● TASK OBJECTIVE:
Write out the records below word for word, please.
= = = =
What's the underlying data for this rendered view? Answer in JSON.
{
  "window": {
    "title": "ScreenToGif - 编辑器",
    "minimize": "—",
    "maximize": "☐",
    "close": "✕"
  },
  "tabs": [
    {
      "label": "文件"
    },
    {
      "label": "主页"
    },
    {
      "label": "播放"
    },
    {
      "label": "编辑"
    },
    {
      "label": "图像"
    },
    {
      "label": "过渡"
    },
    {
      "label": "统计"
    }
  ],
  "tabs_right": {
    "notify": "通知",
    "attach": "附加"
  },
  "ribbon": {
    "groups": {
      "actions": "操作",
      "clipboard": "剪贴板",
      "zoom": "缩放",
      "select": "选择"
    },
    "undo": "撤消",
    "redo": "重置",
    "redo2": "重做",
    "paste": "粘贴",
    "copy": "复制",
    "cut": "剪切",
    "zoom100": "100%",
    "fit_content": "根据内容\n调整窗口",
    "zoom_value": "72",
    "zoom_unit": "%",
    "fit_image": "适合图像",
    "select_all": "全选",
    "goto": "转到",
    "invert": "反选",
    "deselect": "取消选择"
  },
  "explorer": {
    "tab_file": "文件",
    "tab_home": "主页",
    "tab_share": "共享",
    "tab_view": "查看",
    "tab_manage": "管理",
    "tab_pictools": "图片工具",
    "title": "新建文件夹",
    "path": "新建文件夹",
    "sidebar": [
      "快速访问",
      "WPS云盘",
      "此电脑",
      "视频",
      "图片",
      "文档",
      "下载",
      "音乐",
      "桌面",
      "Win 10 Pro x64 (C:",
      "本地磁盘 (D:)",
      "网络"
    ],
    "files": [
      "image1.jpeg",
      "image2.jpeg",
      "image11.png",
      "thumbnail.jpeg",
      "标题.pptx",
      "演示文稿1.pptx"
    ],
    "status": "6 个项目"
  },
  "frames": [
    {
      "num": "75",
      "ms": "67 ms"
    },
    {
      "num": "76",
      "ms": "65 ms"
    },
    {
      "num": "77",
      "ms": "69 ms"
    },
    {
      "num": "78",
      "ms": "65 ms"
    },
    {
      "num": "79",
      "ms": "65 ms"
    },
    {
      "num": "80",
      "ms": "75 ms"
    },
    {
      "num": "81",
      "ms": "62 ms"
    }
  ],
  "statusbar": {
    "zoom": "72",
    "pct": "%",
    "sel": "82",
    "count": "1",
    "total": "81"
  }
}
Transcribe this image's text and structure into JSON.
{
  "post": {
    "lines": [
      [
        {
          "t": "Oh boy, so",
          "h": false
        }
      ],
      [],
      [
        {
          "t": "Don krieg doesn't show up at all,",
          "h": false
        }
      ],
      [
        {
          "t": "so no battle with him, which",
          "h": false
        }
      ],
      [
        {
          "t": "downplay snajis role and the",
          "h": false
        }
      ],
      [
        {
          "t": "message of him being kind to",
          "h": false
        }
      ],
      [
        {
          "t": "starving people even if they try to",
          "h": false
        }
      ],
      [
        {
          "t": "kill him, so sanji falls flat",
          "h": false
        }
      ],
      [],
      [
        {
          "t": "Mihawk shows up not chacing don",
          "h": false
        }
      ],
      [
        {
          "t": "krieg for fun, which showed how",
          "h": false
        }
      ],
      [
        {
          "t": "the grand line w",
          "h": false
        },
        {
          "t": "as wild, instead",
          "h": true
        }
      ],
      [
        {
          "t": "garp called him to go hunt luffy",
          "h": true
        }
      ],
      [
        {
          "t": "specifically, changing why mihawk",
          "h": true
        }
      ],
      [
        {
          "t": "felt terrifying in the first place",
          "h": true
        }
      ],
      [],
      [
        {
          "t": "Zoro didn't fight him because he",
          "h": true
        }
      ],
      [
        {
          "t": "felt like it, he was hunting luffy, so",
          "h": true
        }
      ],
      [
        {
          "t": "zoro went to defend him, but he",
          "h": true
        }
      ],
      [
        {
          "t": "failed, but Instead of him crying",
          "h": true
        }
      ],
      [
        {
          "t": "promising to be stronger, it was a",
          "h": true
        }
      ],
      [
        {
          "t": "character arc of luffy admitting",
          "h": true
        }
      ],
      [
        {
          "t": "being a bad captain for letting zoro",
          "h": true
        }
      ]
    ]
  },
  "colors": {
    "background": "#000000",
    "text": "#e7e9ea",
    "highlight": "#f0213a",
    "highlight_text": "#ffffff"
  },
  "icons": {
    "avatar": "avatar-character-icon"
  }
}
= = = =
● FULL SOLUTION:
What's the underlying data for this rendered view? Answer in JSON.
{
  "window": {
    "title": "ScreenToGif - 编辑器",
    "minimize": "—",
    "maximize": "☐",
    "close": "✕"
  },
  "tabs": [
    {
      "label": "文件"
    },
    {
      "label": "主页"
    },
    {
      "label": "播放"
    },
    {
      "label": "编辑"
    },
    {
      "label": "图像"
    },
    {
      "label": "过渡"
    },
    {
      "label": "统计"
    }
  ],
  "tabs_right": {
    "notify": "通知",
    "attach": "附加"
  },
  "ribbon": {
    "groups": {
      "actions": "操作",
      "clipboard": "剪贴板",
      "zoom": "缩放",
      "select": "选择"
    },
    "undo": "撤消",
    "redo": "重置",
    "redo2": "重做",
    "paste": "粘贴",
    "copy": "复制",
    "cut": "剪切",
    "zoom100": "100%",
    "fit_content": "根据内容\n调整窗口",
    "zoom_value": "72",
    "zoom_unit": "%",
    "fit_image": "适合图像",
    "select_all": "全选",
    "goto": "转到",
    "invert": "反选",
    "deselect": "取消选择"
  },
  "explorer": {
    "tab_file": "文件",
    "tab_home": "主页",
    "tab_share": "共享",
    "tab_view": "查看",
    "tab_manage": "管理",
    "tab_pictools": "图片工具",
    "title": "新建文件夹",
    "path": "新建文件夹",
    "sidebar": [
      "快速访问",
      "WPS云盘",
      "此电脑",
      "视频",
      "图片",
      "文档",
      "下载",
      "音乐",
      "桌面",
      "Win 10 Pro x64 (C:",
      "本地磁盘 (D:)",
      "网络"
    ],
    "files": [
      "image1.jpeg",
      "image2.jpeg",
      "image11.png",
      "thumbnail.jpeg",
      "标题.pptx",
      "演示文稿1.pptx"
    ],
    "status": "6 个项目"
  },
  "frames": [
    {
      "num": "75",
      "ms": "67 ms"
    },
    {
      "num": "76",
      "ms": "65 ms"
    },
    {
      "num": "77",
      "ms": "69 ms"
    },
    {
      "num": "78",
      "ms": "65 ms"
    },
    {
      "num": "79",
      "ms": "65 ms"
    },
    {
      "num": "80",
      "ms": "75 ms"
    },
    {
      "num": "81",
      "ms": "62 ms"
    }
  ],
  "statusbar": {
    "zoom": "72",
    "pct": "%",
    "sel": "82",
    "count": "1",
    "total": "81"
  }
}
Transcribe this image's text and structure into JSON.
{
  "post": {
    "lines": [
      [
        {
          "t": "Oh boy, so",
          "h": false
        }
      ],
      [],
      [
        {
          "t": "Don krieg doesn't show up at all,",
          "h": false
        }
      ],
      [
        {
          "t": "so no battle with him, which",
          "h": false
        }
      ],
      [
        {
          "t": "downplay snajis role and the",
          "h": false
        }
      ],
      [
        {
          "t": "message of him being kind to",
          "h": false
        }
      ],
      [
        {
          "t": "starving people even if they try to",
          "h": false
        }
      ],
      [
        {
          "t": "kill him, so sanji falls flat",
          "h": false
        }
      ],
      [],
      [
        {
          "t": "Mihawk shows up not chacing don",
          "h": false
        }
      ],
      [
        {
          "t": "krieg for fun, which showed how",
          "h": false
        }
      ],
      [
        {
          "t": "the grand line w",
          "h": false
        },
        {
          "t": "as wild, instead",
          "h": true
        }
      ],
      [
        {
          "t": "garp called him to go hunt luffy",
          "h": true
        }
      ],
      [
        {
          "t": "specifically, changing why mihawk",
          "h": true
        }
      ],
      [
        {
          "t": "felt terrifying in the first place",
          "h": true
        }
      ],
      [],
      [
        {
          "t": "Zoro didn't fight him because he",
          "h": true
        }
      ],
      [
        {
          "t": "felt like it, he was hunting luffy, so",
          "h": true
        }
      ],
      [
        {
          "t": "zoro went to defend him, but he",
          "h": true
        }
      ],
      [
        {
          "t": "failed, but Instead of him crying",
          "h": true
        }
      ],
      [
        {
          "t": "promising to be stronger, it was a",
          "h": true
        }
      ],
      [
        {
          "t": "character arc of luffy admitting",
          "h": true
        }
      ],
      [
        {
          "t": "being a bad captain for letting zoro",
          "h": true
        }
      ]
    ]
  },
  "colors": {
    "background": "#000000",
    "text": "#e7e9ea",
    "highlight": "#f0213a",
    "highlight_text": "#ffffff"
  },
  "icons": {
    "avatar": "avatar-character-icon"
  }
}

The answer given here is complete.